* Work instructions: Every line must be returned precisely as it is written.
---*---
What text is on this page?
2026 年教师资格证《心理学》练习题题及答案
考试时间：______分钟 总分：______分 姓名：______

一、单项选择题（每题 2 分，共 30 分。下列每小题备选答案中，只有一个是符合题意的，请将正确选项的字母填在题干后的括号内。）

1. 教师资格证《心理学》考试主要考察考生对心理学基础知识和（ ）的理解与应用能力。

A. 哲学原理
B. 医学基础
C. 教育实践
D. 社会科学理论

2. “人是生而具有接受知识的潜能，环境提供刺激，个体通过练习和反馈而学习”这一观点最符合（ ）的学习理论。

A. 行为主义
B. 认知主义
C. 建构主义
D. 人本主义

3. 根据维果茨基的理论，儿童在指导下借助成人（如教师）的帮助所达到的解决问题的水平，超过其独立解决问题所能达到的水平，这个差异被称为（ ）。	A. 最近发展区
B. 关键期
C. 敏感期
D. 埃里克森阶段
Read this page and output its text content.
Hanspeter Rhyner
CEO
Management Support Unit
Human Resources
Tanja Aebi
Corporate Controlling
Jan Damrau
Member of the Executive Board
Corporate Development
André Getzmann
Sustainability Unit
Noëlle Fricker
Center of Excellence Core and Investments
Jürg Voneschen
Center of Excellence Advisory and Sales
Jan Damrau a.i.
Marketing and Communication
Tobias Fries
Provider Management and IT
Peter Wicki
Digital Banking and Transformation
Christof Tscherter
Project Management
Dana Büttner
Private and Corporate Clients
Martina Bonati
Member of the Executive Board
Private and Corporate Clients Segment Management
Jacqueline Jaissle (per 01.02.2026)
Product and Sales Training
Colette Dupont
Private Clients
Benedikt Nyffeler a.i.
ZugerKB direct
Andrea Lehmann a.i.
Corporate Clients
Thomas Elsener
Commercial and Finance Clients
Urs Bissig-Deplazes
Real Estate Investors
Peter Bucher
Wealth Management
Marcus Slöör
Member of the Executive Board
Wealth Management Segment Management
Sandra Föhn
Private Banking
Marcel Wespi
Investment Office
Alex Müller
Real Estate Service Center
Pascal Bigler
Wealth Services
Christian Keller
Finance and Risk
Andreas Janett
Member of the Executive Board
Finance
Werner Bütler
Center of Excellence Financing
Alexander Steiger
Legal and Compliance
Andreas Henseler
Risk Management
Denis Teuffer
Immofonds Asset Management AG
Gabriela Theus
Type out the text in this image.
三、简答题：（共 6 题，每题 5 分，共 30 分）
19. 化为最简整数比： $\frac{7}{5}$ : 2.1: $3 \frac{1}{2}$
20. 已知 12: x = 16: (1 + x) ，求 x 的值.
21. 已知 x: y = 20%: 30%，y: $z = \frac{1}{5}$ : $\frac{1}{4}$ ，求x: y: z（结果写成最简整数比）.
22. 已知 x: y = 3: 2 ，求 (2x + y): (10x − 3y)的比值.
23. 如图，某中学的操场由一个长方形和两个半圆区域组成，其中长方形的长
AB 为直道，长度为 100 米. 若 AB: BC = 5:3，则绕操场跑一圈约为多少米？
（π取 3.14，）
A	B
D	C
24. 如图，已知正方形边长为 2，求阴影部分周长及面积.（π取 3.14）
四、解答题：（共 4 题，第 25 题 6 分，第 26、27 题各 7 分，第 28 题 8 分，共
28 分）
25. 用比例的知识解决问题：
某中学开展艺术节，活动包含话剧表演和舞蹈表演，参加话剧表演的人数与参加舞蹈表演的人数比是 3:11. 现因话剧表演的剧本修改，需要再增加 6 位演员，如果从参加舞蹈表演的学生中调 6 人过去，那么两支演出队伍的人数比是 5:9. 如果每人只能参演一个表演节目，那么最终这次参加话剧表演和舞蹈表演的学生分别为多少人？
---*---
* Answer:
What text is on this page?
2026 年教师资格证《心理学》练习题题及答案
考试时间：______分钟 总分：______分 姓名：______

一、单项选择题（每题 2 分，共 30 分。下列每小题备选答案中，只有一个是符合题意的，请将正确选项的字母填在题干后的括号内。）

1. 教师资格证《心理学》考试主要考察考生对心理学基础知识和（ ）的理解与应用能力。

A. 哲学原理
B. 医学基础
C. 教育实践
D. 社会科学理论

2. “人是生而具有接受知识的潜能，环境提供刺激，个体通过练习和反馈而学习”这一观点最符合（ ）的学习理论。

A. 行为主义
B. 认知主义
C. 建构主义
D. 人本主义

3. 根据维果茨基的理论，儿童在指导下借助成人（如教师）的帮助所达到的解决问题的水平，超过其独立解决问题所能达到的水平，这个差异被称为（ ）。	A. 最近发展区
B. 关键期
C. 敏感期
D. 埃里克森阶段
Read this page and output its text content.
Hanspeter Rhyner
CEO
Management Support Unit
Human Resources
Tanja Aebi
Corporate Controlling
Jan Damrau
Member of the Executive Board
Corporate Development
André Getzmann
Sustainability Unit
Noëlle Fricker
Center of Excellence Core and Investments
Jürg Voneschen
Center of Excellence Advisory and Sales
Jan Damrau a.i.
Marketing and Communication
Tobias Fries
Provider Management and IT
Peter Wicki
Digital Banking and Transformation
Christof Tscherter
Project Management
Dana Büttner
Private and Corporate Clients
Martina Bonati
Member of the Executive Board
Private and Corporate Clients Segment Management
Jacqueline Jaissle (per 01.02.2026)
Product and Sales Training
Colette Dupont
Private Clients
Benedikt Nyffeler a.i.
ZugerKB direct
Andrea Lehmann a.i.
Corporate Clients
Thomas Elsener
Commercial and Finance Clients
Urs Bissig-Deplazes
Real Estate Investors
Peter Bucher
Wealth Management
Marcus Slöör
Member of the Executive Board
Wealth Management Segment Management
Sandra Föhn
Private Banking
Marcel Wespi
Investment Office
Alex Müller
Real Estate Service Center
Pascal Bigler
Wealth Services
Christian Keller
Finance and Risk
Andreas Janett
Member of the Executive Board
Finance
Werner Bütler
Center of Excellence Financing
Alexander Steiger
Legal and Compliance
Andreas Henseler
Risk Management
Denis Teuffer
Immofonds Asset Management AG
Gabriela Theus
Type out the text in this image.
三、简答题：（共 6 题，每题 5 分，共 30 分）
19. 化为最简整数比： $\frac{7}{5}$ : 2.1: $3 \frac{1}{2}$
20. 已知 12: x = 16: (1 + x) ，求 x 的值.
21. 已知 x: y = 20%: 30%，y: $z = \frac{1}{5}$ : $\frac{1}{4}$ ，求x: y: z（结果写成最简整数比）.
22. 已知 x: y = 3: 2 ，求 (2x + y): (10x − 3y)的比值.
23. 如图，某中学的操场由一个长方形和两个半圆区域组成，其中长方形的长
AB 为直道，长度为 100 米. 若 AB: BC = 5:3，则绕操场跑一圈约为多少米？
（π取 3.14，）
A	B
D	C
24. 如图，已知正方形边长为 2，求阴影部分周长及面积.（π取 3.14）
四、解答题：（共 4 题，第 25 题 6 分，第 26、27 题各 7 分，第 28 题 8 分，共
28 分）
25. 用比例的知识解决问题：
某中学开展艺术节，活动包含话剧表演和舞蹈表演，参加话剧表演的人数与参加舞蹈表演的人数比是 3:11. 现因话剧表演的剧本修改，需要再增加 6 位演员，如果从参加舞蹈表演的学生中调 6 人过去，那么两支演出队伍的人数比是 5:9. 如果每人只能参演一个表演节目，那么最终这次参加话剧表演和舞蹈表演的学生分别为多少人？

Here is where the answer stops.